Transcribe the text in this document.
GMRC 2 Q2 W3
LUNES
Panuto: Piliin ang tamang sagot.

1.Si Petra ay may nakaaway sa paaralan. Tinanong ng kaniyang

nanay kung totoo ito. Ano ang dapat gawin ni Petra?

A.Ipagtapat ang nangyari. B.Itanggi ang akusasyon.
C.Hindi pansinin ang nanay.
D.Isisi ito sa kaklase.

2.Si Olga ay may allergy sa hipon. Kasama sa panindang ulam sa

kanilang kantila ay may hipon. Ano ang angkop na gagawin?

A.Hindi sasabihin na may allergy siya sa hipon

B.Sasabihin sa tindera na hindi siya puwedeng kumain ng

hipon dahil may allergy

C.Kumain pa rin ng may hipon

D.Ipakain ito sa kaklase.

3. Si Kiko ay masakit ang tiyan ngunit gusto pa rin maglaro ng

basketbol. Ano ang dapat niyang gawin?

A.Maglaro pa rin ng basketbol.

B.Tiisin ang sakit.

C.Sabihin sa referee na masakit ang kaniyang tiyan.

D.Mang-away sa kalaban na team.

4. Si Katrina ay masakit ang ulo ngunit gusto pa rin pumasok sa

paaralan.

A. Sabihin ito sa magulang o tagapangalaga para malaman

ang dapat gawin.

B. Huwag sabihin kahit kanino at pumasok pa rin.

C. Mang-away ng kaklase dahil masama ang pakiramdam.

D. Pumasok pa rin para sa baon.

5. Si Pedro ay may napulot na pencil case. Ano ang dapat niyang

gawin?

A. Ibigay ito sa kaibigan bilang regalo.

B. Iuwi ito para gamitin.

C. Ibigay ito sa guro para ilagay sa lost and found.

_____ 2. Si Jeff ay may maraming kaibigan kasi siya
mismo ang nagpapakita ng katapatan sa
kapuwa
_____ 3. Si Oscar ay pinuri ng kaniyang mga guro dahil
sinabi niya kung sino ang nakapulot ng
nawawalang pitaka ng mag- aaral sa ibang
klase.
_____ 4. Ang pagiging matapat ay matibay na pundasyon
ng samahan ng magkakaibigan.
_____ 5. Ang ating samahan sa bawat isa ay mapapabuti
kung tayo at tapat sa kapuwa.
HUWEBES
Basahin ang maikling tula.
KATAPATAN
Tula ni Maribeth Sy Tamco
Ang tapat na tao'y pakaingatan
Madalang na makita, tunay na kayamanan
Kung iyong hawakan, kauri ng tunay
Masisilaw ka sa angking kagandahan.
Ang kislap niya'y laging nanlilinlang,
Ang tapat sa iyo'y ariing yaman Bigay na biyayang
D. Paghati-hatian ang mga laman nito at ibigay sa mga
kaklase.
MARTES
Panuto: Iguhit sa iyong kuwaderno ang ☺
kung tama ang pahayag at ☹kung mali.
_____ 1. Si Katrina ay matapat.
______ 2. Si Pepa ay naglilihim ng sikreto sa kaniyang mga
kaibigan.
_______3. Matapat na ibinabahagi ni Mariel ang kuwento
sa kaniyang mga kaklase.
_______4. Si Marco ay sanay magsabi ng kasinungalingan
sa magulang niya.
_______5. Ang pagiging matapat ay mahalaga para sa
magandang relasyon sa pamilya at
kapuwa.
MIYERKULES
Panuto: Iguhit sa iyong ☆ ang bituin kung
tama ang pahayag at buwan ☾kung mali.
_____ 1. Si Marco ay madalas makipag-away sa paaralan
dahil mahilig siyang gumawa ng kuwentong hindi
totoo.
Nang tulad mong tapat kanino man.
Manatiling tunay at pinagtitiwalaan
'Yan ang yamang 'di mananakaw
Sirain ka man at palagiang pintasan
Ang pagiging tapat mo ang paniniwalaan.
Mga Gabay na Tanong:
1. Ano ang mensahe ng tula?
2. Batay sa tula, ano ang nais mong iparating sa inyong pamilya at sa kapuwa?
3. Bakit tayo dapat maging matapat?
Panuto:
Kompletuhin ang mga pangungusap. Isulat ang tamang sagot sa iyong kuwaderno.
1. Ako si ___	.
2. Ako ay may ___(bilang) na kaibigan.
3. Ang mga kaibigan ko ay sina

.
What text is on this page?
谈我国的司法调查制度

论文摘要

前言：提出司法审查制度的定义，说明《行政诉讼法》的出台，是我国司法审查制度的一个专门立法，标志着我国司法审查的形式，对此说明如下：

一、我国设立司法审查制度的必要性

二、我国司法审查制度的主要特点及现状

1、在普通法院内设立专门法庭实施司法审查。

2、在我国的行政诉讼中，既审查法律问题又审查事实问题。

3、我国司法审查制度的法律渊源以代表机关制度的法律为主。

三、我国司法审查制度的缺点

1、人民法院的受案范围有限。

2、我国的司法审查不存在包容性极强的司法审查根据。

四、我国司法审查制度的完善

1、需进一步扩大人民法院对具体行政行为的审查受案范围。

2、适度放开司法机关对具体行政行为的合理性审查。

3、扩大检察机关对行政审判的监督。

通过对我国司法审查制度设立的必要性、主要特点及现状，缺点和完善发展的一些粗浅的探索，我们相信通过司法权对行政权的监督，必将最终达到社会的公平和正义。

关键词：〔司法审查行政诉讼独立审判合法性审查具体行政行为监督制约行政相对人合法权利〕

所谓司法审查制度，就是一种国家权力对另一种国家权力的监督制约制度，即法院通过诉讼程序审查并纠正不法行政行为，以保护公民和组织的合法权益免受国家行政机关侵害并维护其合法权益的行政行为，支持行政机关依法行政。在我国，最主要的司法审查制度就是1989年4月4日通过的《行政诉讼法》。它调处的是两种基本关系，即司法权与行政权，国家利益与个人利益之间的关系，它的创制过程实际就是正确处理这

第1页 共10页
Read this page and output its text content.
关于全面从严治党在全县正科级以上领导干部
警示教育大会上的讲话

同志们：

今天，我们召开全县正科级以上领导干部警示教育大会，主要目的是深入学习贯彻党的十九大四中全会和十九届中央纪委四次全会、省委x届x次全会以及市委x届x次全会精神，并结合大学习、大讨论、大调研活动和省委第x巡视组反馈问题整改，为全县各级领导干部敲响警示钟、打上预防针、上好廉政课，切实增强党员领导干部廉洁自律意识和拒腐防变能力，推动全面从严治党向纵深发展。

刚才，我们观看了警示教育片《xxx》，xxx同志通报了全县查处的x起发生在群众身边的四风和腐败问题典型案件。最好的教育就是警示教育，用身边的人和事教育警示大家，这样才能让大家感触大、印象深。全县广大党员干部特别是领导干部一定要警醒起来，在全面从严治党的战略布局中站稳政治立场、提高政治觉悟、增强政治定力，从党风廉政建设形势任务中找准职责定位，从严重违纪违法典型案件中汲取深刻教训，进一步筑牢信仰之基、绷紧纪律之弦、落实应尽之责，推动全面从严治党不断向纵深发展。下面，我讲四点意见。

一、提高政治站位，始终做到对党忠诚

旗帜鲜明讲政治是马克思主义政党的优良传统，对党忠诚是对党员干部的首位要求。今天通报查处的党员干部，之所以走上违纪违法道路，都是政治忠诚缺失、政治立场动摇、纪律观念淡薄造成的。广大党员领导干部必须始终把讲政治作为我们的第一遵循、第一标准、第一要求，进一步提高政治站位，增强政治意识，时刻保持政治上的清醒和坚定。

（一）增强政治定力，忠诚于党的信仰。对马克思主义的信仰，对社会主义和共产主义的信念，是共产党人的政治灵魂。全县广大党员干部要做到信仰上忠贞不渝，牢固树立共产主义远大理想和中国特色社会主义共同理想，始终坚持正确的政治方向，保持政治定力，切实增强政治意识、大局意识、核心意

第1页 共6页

#### Directions for this task:
Restate each of the entries above verbatim.

#### The solution:
Transcribe the text in this document.
GMRC 2 Q2 W3
LUNES
Panuto: Piliin ang tamang sagot.

1.Si Petra ay may nakaaway sa paaralan. Tinanong ng kaniyang

nanay kung totoo ito. Ano ang dapat gawin ni Petra?

A.Ipagtapat ang nangyari. B.Itanggi ang akusasyon.
C.Hindi pansinin ang nanay.
D.Isisi ito sa kaklase.

2.Si Olga ay may allergy sa hipon. Kasama sa panindang ulam sa

kanilang kantila ay may hipon. Ano ang angkop na gagawin?

A.Hindi sasabihin na may allergy siya sa hipon

B.Sasabihin sa tindera na hindi siya puwedeng kumain ng

hipon dahil may allergy

C.Kumain pa rin ng may hipon

D.Ipakain ito sa kaklase.

3. Si Kiko ay masakit ang tiyan ngunit gusto pa rin maglaro ng

basketbol. Ano ang dapat niyang gawin?

A.Maglaro pa rin ng basketbol.

B.Tiisin ang sakit.

C.Sabihin sa referee na masakit ang kaniyang tiyan.

D.Mang-away sa kalaban na team.

4. Si Katrina ay masakit ang ulo ngunit gusto pa rin pumasok sa

paaralan.

A. Sabihin ito sa magulang o tagapangalaga para malaman

ang dapat gawin.

B. Huwag sabihin kahit kanino at pumasok pa rin.

C. Mang-away ng kaklase dahil masama ang pakiramdam.

D. Pumasok pa rin para sa baon.

5. Si Pedro ay may napulot na pencil case. Ano ang dapat niyang

gawin?

A. Ibigay ito sa kaibigan bilang regalo.

B. Iuwi ito para gamitin.

C. Ibigay ito sa guro para ilagay sa lost and found.

_____ 2. Si Jeff ay may maraming kaibigan kasi siya
mismo ang nagpapakita ng katapatan sa
kapuwa
_____ 3. Si Oscar ay pinuri ng kaniyang mga guro dahil
sinabi niya kung sino ang nakapulot ng
nawawalang pitaka ng mag- aaral sa ibang
klase.
_____ 4. Ang pagiging matapat ay matibay na pundasyon
ng samahan ng magkakaibigan.
_____ 5. Ang ating samahan sa bawat isa ay mapapabuti
kung tayo at tapat sa kapuwa.
HUWEBES
Basahin ang maikling tula.
KATAPATAN
Tula ni Maribeth Sy Tamco
Ang tapat na tao'y pakaingatan
Madalang na makita, tunay na kayamanan
Kung iyong hawakan, kauri ng tunay
Masisilaw ka sa angking kagandahan.
Ang kislap niya'y laging nanlilinlang,
Ang tapat sa iyo'y ariing yaman Bigay na biyayang
D. Paghati-hatian ang mga laman nito at ibigay sa mga
kaklase.
MARTES
Panuto: Iguhit sa iyong kuwaderno ang ☺
kung tama ang pahayag at ☹kung mali.
_____ 1. Si Katrina ay matapat.
______ 2. Si Pepa ay naglilihim ng sikreto sa kaniyang mga
kaibigan.
_______3. Matapat na ibinabahagi ni Mariel ang kuwento
sa kaniyang mga kaklase.
_______4. Si Marco ay sanay magsabi ng kasinungalingan
sa magulang niya.
_______5. Ang pagiging matapat ay mahalaga para sa
magandang relasyon sa pamilya at
kapuwa.
MIYERKULES
Panuto: Iguhit sa iyong ☆ ang bituin kung
tama ang pahayag at buwan ☾kung mali.
_____ 1. Si Marco ay madalas makipag-away sa paaralan
dahil mahilig siyang gumawa ng kuwentong hindi
totoo.
Nang tulad mong tapat kanino man.
Manatiling tunay at pinagtitiwalaan
'Yan ang yamang 'di mananakaw
Sirain ka man at palagiang pintasan
Ang pagiging tapat mo ang paniniwalaan.
Mga Gabay na Tanong:
1. Ano ang mensahe ng tula?
2. Batay sa tula, ano ang nais mong iparating sa inyong pamilya at sa kapuwa?
3. Bakit tayo dapat maging matapat?
Panuto:
Kompletuhin ang mga pangungusap. Isulat ang tamang sagot sa iyong kuwaderno.
1. Ako si ___	.
2. Ako ay may ___(bilang) na kaibigan.
3. Ang mga kaibigan ko ay sina

.
What text is on this page?
谈我国的司法调查制度

论文摘要

前言：提出司法审查制度的定义，说明《行政诉讼法》的出台，是我国司法审查制度的一个专门立法，标志着我国司法审查的形式，对此说明如下：

一、我国设立司法审查制度的必要性

二、我国司法审查制度的主要特点及现状

1、在普通法院内设立专门法庭实施司法审查。

2、在我国的行政诉讼中，既审查法律问题又审查事实问题。

3、我国司法审查制度的法律渊源以代表机关制度的法律为主。

三、我国司法审查制度的缺点

1、人民法院的受案范围有限。

2、我国的司法审查不存在包容性极强的司法审查根据。

四、我国司法审查制度的完善

1、需进一步扩大人民法院对具体行政行为的审查受案范围。

2、适度放开司法机关对具体行政行为的合理性审查。

3、扩大检察机关对行政审判的监督。

通过对我国司法审查制度设立的必要性、主要特点及现状，缺点和完善发展的一些粗浅的探索，我们相信通过司法权对行政权的监督，必将最终达到社会的公平和正义。

关键词：〔司法审查行政诉讼独立审判合法性审查具体行政行为监督制约行政相对人合法权利〕

所谓司法审查制度，就是一种国家权力对另一种国家权力的监督制约制度，即法院通过诉讼程序审查并纠正不法行政行为，以保护公民和组织的合法权益免受国家行政机关侵害并维护其合法权益的行政行为，支持行政机关依法行政。在我国，最主要的司法审查制度就是1989年4月4日通过的《行政诉讼法》。它调处的是两种基本关系，即司法权与行政权，国家利益与个人利益之间的关系，它的创制过程实际就是正确处理这

第1页 共10页
Read this page and output its text content.
关于全面从严治党在全县正科级以上领导干部
警示教育大会上的讲话

同志们：

今天，我们召开全县正科级以上领导干部警示教育大会，主要目的是深入学习贯彻党的十九大四中全会和十九届中央纪委四次全会、省委x届x次全会以及市委x届x次全会精神，并结合大学习、大讨论、大调研活动和省委第x巡视组反馈问题整改，为全县各级领导干部敲响警示钟、打上预防针、上好廉政课，切实增强党员领导干部廉洁自律意识和拒腐防变能力，推动全面从严治党向纵深发展。

刚才，我们观看了警示教育片《xxx》，xxx同志通报了全县查处的x起发生在群众身边的四风和腐败问题典型案件。最好的教育就是警示教育，用身边的人和事教育警示大家，这样才能让大家感触大、印象深。全县广大党员干部特别是领导干部一定要警醒起来，在全面从严治党的战略布局中站稳政治立场、提高政治觉悟、增强政治定力，从党风廉政建设形势任务中找准职责定位，从严重违纪违法典型案件中汲取深刻教训，进一步筑牢信仰之基、绷紧纪律之弦、落实应尽之责，推动全面从严治党不断向纵深发展。下面，我讲四点意见。

一、提高政治站位，始终做到对党忠诚

旗帜鲜明讲政治是马克思主义政党的优良传统，对党忠诚是对党员干部的首位要求。今天通报查处的党员干部，之所以走上违纪违法道路，都是政治忠诚缺失、政治立场动摇、纪律观念淡薄造成的。广大党员领导干部必须始终把讲政治作为我们的第一遵循、第一标准、第一要求，进一步提高政治站位，增强政治意识，时刻保持政治上的清醒和坚定。

（一）增强政治定力，忠诚于党的信仰。对马克思主义的信仰，对社会主义和共产主义的信念，是共产党人的政治灵魂。全县广大党员干部要做到信仰上忠贞不渝，牢固树立共产主义远大理想和中国特色社会主义共同理想，始终坚持正确的政治方向，保持政治定力，切实增强政治意识、大局意识、核心意

第1页 共6页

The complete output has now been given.